摘录 »
3.3.3.2. HWBinder通信原理


3.3.3.3. HWBinder架构


3.3.3.4. 序列图


3.3.4. 启动vndservicemanager

该服务同servicemanager,只是binder节点是/dev/vndbinder

vndservicemanager是servicemanager的一个扩展,用于管理供应商特定的服务。通常是供应商(vendor)特定的、定制化的服务,例如硬件厂商提供的驱动程序或服务。

# frameworks/native/cmds/servicemanager/vndservicemanager.rc
service vndservicemanager /vendor/bin/vndservicemanager /dev/vndbinder
    class core
    user system
    group system readproc
    writepid /dev/cpuset/system-background/tasks
    shutdown critical

3.4. on late-init阶段

这个阶段的内容比较多,而且还通过trigger触发器先后划分了几个不同阶段的顺序

# Mount filesystems and start core system services.
on late-init
    # 启动vold服务
    trigger early-fs

    # Mount fstab in init.{$device}.rc by mount_all command. Optional parameter
    # '--early' can be specified to skip entries with 'latemount'.
    # /system and /vendor must be mounted by the end of the fs stage,
    # while /data is optional.
    trigger fs
    trigger post-fs

    # Mount fstab in init.{$device}.rc by mount_all with '--late' parameter
    # to only mount entries with 'latemount'. This is needed if '--early' is
    # specified in the previous mount_all command on the fs stage.
    # With /system mounted and properties form /system + /factory available,
    # some services can be started.
    trigger late-fs

    # Now we can mount /data. File encryption requires keymaster to decrypt
    # /data, which in turn can only be loaded when system properties are present.
    trigger post-fs-data

    # Load persist properties and override properties (if enabled) from /data.
    trigger load_persist_props_action

    # Now we can start zygote for devices with file based encryption
    trigger zygote-start

    # Remove a file to wake up anything waiting for firmware.

目标 A » 根据这段 Android init 摘录，vndservicemanager 使用的 binder 节点是什么？
目标 B » 请接着这段 Android init 摘录的末尾往下写。
这里的条目无需参考。

展示数据 »
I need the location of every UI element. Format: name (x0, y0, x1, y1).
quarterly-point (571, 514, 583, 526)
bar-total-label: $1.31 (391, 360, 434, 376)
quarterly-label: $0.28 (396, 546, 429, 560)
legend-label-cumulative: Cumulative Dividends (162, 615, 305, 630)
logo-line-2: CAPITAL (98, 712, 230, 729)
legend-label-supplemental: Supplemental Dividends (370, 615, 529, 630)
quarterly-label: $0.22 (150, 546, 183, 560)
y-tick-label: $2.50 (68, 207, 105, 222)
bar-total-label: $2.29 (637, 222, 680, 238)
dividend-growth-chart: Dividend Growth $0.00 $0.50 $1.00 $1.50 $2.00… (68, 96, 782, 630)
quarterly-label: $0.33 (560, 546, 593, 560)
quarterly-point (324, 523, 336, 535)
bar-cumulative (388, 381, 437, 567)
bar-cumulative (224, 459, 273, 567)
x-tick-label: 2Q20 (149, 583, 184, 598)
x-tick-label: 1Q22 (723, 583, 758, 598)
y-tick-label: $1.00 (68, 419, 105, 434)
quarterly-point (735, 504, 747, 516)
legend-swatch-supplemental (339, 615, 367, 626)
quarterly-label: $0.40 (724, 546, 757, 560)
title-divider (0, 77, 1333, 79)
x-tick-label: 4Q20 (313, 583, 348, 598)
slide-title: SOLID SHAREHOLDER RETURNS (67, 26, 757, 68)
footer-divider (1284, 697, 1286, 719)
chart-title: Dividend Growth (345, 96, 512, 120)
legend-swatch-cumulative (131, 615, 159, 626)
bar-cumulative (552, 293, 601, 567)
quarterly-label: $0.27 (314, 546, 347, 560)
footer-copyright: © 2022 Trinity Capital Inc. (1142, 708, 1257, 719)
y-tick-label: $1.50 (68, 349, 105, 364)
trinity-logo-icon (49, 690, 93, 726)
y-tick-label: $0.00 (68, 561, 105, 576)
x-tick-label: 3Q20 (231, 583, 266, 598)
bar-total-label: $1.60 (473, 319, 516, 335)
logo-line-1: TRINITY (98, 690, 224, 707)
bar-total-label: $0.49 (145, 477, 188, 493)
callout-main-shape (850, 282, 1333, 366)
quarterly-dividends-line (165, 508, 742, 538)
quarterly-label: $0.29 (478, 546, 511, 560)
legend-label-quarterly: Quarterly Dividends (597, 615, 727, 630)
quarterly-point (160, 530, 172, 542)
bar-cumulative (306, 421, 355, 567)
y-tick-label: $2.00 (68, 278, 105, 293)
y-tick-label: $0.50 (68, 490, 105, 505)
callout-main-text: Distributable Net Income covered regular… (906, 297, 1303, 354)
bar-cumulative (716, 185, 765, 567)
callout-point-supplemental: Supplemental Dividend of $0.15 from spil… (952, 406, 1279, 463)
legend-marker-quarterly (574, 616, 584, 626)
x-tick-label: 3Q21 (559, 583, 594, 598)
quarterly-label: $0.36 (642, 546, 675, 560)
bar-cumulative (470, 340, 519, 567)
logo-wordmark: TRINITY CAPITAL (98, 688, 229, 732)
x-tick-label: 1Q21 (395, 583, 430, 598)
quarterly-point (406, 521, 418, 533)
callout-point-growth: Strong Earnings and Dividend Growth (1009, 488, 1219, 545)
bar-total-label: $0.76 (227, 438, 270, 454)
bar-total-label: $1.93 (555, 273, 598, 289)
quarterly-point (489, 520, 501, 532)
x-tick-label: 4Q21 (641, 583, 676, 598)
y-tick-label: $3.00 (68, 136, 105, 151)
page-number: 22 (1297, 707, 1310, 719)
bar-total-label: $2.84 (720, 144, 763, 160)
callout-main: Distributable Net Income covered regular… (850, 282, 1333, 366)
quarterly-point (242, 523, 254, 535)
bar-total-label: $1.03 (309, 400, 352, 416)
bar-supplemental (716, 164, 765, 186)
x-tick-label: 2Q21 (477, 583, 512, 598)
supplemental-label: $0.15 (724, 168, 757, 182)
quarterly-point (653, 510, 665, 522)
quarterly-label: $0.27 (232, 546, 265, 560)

最终结果 A » /dev/vndbinder

最终结果 B »
    trigger firmware_mounts_complete

    trigger early-boot
    trigger boot

PS:在这里面提到一个”–early”和”–late”,是表示可以在RC中使用”mount_all /vendor/etc/fstab.${ro.hardware} –early”的方式挂载某些分区,体现一个时序先后,实际暂未使用过。


3.4.1. on early-fs阶段(vold)

该阶段的唯一工作就是启动vold服务system/vold/vold.rc,vold(volume deamon)主要负责管理和控制Android平台外部存储设备,包括SD插拨、挂载、卸载、格式化等。

在main方法里,主要做以下几件事情:

  1. 初始化VolumeManager ,CommandListener ,NetlinkManager 三个类的实例;
  2. 给VolumeManager 和NetlinkManager 设置CommandListener 实例,用作后续监听两个Socket,用得是设计模式中的Command(命令)模式;
  3. 启动VolumeManager ,CommandListener ,NetlinkManager;
  4. 解析Vold的配置文件fstab。如果vold.fstab解析无误,VolueManager将创建具体的Volume,若vold.fstab解析不存在或者打开失败,Vold将会读取Linux内核中的参数,此时如果参数中存在SDCARD(也就是SD的默认路径),VolumeManager则会创建AutoVolume,如果不存在这个默认路径那么就不会创建
  5. 做一次冷启动

3.4.1.1. vold启动时序图


3.4.2. on fs阶段

Android原生这阶段RC文件中未做实际的动作,仅在system/core/logd/logd.rc中有一段,是给/dev/event-log-tags赋予权限。 从Google的注释看在这阶段结束后system和vendor分区会被挂载,但是data分区未完成。这段的实现在system/core/init/builtins.cpp —— do_mount_all代码中。

#system/core/logd/logd.rc
on fs
    write /dev/event-log-tags "# content owned by logd
"
    chown logd logd /dev/event-log-tags
    chmod 0644 /dev/event-log-tags

3.4.3. post-fs阶段

该阶段可以对system、vendor等一些分区进行操作(data还未完全可以),例如以下init.rc中是做了一些创建、挂载等操作

# system/core/rootdir/init.rc 
on post-fs
    exec - system system -- /system/bin/vdc checkpoint markBootAttempt

    # Once everything is setup, no need to modify /.
    # The bind+remount combination allows this to work in containers.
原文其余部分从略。